## What the task asks
Single out the lines that include the word "attached". Copy them.

## Records shown
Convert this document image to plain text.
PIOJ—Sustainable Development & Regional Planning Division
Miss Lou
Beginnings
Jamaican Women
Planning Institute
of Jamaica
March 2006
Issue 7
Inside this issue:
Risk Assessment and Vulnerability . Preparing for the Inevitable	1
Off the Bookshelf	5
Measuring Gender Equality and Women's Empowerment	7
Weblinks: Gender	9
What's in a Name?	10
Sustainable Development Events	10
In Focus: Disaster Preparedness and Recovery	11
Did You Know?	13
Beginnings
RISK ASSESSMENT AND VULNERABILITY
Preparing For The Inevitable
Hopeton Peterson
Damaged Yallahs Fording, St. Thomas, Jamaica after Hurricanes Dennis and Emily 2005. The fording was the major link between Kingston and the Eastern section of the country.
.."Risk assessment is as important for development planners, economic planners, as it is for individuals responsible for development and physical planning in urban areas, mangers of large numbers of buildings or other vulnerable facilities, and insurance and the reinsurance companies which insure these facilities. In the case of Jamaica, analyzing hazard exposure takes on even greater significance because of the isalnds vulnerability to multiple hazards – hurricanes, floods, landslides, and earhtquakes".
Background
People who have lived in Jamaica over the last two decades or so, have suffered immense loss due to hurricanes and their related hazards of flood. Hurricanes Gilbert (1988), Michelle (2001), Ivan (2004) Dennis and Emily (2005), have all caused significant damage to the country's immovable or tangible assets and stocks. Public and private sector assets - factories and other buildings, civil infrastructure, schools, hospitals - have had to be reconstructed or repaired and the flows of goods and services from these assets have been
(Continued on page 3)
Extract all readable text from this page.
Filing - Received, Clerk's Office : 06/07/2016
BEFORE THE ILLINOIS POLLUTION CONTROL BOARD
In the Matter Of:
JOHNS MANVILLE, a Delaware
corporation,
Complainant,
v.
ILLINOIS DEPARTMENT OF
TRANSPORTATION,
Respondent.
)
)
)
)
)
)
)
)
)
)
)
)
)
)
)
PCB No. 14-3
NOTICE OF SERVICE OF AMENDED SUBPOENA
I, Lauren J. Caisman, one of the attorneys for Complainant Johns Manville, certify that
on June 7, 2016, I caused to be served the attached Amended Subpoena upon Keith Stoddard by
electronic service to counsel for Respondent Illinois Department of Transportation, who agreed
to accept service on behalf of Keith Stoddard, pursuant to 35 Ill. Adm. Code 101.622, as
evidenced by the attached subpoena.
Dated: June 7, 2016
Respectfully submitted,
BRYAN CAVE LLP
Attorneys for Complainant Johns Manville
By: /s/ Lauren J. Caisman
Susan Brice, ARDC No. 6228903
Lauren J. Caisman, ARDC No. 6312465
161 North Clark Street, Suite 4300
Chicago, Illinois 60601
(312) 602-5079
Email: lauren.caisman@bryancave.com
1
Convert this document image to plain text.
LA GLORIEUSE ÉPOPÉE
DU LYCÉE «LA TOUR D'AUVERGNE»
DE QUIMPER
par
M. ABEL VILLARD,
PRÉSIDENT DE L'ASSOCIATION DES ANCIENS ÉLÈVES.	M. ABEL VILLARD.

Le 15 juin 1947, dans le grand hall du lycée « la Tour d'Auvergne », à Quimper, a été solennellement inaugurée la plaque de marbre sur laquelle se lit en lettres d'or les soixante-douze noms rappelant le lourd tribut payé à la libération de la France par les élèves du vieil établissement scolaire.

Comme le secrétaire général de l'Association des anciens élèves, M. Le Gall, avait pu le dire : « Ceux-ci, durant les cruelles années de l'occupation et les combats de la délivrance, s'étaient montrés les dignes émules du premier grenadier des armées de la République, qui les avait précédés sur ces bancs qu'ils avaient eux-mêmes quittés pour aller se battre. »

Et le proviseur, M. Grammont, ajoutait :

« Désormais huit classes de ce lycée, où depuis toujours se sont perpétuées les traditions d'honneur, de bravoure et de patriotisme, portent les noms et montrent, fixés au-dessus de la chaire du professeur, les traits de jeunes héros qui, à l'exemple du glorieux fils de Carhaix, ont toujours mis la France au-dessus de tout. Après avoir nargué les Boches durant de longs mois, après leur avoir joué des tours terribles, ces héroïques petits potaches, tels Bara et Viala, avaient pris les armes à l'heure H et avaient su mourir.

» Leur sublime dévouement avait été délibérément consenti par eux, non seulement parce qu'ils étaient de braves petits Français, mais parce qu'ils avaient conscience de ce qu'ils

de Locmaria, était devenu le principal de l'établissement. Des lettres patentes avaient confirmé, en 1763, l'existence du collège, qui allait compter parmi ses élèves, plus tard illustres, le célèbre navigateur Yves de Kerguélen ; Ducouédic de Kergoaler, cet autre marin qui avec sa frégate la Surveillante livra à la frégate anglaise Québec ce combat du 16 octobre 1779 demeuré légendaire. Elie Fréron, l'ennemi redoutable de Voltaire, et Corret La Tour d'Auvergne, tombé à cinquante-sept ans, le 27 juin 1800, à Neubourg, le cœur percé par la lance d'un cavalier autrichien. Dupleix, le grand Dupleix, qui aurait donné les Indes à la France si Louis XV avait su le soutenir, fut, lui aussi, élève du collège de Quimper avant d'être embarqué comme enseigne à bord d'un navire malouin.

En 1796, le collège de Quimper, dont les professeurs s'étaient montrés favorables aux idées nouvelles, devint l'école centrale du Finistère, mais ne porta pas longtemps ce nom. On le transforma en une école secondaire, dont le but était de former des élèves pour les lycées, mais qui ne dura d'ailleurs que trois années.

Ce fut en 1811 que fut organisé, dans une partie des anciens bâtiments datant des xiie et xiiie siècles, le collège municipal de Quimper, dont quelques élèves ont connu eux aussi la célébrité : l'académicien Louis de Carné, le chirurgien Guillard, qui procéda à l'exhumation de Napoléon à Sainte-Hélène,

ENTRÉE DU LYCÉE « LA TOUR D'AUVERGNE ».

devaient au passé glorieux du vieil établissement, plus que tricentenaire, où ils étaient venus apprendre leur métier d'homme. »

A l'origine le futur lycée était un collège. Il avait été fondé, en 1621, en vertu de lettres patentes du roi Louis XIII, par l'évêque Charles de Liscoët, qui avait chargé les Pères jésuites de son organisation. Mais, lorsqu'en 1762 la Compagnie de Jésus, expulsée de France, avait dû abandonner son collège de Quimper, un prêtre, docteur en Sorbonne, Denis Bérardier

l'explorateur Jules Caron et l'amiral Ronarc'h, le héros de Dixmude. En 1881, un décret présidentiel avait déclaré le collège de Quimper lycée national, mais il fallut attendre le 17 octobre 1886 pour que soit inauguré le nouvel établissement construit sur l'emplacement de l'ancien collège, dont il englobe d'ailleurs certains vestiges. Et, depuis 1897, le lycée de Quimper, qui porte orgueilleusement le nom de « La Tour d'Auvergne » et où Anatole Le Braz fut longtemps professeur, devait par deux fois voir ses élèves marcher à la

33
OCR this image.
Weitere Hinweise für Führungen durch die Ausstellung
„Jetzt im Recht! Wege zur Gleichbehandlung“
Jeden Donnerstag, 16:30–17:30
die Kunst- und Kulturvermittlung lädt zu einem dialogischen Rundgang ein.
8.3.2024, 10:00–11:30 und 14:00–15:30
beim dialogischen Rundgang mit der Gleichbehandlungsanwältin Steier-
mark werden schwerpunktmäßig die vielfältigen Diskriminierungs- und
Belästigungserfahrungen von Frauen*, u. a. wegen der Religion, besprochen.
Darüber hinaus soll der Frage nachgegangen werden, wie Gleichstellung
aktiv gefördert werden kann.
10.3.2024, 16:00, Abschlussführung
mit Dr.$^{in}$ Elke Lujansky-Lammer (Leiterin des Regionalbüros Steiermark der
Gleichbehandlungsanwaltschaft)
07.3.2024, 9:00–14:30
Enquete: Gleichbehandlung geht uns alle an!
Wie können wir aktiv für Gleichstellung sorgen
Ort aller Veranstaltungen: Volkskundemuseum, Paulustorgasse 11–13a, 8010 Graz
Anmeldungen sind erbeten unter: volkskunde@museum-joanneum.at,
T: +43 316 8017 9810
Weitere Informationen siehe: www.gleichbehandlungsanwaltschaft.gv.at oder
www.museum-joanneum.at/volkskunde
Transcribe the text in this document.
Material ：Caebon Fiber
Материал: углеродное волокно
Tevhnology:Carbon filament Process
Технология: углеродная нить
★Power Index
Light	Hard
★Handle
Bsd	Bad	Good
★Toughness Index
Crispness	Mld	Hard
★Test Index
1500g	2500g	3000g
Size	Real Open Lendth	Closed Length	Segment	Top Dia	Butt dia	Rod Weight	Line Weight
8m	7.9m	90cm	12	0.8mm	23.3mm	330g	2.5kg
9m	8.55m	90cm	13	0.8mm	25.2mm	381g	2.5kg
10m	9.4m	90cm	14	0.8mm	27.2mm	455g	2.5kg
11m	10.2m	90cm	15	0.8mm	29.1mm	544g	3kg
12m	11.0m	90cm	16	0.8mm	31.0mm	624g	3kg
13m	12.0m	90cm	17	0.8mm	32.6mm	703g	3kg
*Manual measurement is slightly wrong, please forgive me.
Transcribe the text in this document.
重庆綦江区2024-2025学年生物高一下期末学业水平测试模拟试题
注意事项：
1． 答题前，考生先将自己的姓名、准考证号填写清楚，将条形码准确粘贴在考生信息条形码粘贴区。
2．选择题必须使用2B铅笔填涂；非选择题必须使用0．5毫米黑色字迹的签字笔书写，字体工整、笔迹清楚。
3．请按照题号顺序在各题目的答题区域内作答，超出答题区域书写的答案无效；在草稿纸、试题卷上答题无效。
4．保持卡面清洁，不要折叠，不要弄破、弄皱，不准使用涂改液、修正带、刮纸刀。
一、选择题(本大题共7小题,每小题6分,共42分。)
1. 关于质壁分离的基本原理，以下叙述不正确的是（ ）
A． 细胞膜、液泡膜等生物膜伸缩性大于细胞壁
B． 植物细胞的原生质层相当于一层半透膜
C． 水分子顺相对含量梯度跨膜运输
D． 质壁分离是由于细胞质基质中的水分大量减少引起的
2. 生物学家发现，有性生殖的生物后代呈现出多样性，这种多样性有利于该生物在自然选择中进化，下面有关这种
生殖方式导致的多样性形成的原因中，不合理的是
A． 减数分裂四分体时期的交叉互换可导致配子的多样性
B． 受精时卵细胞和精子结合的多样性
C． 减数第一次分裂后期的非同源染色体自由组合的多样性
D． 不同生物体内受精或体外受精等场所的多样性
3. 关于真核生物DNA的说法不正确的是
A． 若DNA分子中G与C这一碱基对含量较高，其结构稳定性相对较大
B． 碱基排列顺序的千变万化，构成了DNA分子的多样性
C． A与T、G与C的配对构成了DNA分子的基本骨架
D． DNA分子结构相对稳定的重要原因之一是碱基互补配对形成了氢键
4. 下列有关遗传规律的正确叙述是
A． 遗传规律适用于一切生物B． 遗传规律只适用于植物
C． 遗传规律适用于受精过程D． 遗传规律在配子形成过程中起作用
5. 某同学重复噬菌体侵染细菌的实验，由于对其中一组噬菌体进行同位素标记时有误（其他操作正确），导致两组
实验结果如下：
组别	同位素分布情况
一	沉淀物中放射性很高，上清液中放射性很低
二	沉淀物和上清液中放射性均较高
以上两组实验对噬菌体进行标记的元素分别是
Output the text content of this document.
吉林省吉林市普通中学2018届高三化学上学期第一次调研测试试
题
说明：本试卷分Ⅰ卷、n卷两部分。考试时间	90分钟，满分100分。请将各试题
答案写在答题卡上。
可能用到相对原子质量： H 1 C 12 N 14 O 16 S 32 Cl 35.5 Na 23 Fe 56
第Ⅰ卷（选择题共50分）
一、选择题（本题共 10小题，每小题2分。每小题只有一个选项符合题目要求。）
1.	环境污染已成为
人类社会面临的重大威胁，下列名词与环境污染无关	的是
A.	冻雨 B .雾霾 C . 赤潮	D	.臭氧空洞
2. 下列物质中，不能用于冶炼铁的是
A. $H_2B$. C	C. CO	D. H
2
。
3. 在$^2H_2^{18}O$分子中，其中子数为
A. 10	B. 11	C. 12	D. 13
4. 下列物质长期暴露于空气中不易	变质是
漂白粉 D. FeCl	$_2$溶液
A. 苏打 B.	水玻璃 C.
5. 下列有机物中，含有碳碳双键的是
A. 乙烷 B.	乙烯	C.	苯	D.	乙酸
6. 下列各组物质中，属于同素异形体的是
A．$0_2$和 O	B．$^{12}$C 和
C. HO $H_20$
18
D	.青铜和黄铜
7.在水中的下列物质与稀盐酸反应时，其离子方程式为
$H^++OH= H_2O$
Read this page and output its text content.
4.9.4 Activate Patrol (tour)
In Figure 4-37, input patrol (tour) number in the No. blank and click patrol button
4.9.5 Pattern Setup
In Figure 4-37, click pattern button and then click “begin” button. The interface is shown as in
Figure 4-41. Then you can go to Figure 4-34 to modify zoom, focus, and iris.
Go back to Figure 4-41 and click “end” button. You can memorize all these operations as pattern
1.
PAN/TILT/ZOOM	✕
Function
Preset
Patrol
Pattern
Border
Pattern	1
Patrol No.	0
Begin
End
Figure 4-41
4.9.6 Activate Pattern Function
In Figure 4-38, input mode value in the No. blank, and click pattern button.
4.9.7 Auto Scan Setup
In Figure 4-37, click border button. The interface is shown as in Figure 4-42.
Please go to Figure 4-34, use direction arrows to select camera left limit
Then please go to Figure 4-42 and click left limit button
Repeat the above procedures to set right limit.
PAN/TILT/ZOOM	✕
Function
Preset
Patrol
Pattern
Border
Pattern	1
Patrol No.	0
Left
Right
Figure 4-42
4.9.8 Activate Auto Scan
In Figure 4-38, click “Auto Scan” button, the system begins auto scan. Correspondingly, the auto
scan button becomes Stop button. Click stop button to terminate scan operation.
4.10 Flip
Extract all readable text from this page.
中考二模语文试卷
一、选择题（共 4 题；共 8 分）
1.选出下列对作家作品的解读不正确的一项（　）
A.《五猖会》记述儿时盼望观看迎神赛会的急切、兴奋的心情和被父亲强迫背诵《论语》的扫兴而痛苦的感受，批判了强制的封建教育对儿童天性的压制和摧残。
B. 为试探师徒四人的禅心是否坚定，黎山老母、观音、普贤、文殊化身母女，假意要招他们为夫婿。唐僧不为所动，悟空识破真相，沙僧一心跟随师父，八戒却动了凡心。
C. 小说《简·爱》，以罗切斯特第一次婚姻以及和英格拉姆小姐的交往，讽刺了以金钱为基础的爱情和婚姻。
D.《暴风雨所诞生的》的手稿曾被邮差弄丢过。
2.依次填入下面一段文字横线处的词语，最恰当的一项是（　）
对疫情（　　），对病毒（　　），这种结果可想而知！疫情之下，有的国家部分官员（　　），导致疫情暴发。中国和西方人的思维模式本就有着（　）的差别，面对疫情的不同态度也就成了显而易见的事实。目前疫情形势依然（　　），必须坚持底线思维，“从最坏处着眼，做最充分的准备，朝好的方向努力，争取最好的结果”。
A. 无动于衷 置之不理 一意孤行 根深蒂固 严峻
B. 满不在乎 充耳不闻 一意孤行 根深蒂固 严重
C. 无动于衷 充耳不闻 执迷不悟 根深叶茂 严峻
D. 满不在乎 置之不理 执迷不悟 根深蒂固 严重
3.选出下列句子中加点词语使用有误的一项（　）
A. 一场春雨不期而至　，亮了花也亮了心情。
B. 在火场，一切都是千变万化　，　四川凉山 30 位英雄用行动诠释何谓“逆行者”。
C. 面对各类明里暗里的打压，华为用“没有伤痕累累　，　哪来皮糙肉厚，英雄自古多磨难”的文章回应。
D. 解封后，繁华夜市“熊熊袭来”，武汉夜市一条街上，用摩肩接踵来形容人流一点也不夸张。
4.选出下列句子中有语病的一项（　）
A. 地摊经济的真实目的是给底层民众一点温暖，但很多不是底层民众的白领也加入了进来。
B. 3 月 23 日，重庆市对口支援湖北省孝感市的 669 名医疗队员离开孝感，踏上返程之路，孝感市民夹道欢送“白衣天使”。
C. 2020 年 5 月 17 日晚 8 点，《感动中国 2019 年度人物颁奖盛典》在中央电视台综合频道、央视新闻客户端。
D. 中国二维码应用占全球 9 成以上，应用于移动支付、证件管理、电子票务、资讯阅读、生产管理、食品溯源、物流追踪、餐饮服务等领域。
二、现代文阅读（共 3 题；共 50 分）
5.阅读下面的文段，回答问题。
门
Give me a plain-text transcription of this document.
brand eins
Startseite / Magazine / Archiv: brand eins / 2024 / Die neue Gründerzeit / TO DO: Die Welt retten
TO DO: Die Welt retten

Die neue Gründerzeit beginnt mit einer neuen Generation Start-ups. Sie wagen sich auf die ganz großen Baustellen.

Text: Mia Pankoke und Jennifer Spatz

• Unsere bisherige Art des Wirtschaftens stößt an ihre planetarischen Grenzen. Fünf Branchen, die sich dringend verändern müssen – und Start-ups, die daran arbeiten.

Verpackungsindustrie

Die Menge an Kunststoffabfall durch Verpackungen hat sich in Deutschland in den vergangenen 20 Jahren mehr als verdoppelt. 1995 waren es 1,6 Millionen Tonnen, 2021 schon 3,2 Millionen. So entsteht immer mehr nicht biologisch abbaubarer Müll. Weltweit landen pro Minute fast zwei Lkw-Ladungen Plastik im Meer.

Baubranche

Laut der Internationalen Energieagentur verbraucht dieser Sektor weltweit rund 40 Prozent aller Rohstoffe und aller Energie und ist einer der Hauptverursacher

## Answer for this exercise
on June 7, 2016, I caused to be served the attached Amended Subpoena upon Keith Stoddard by
evidenced by the attached subpoena.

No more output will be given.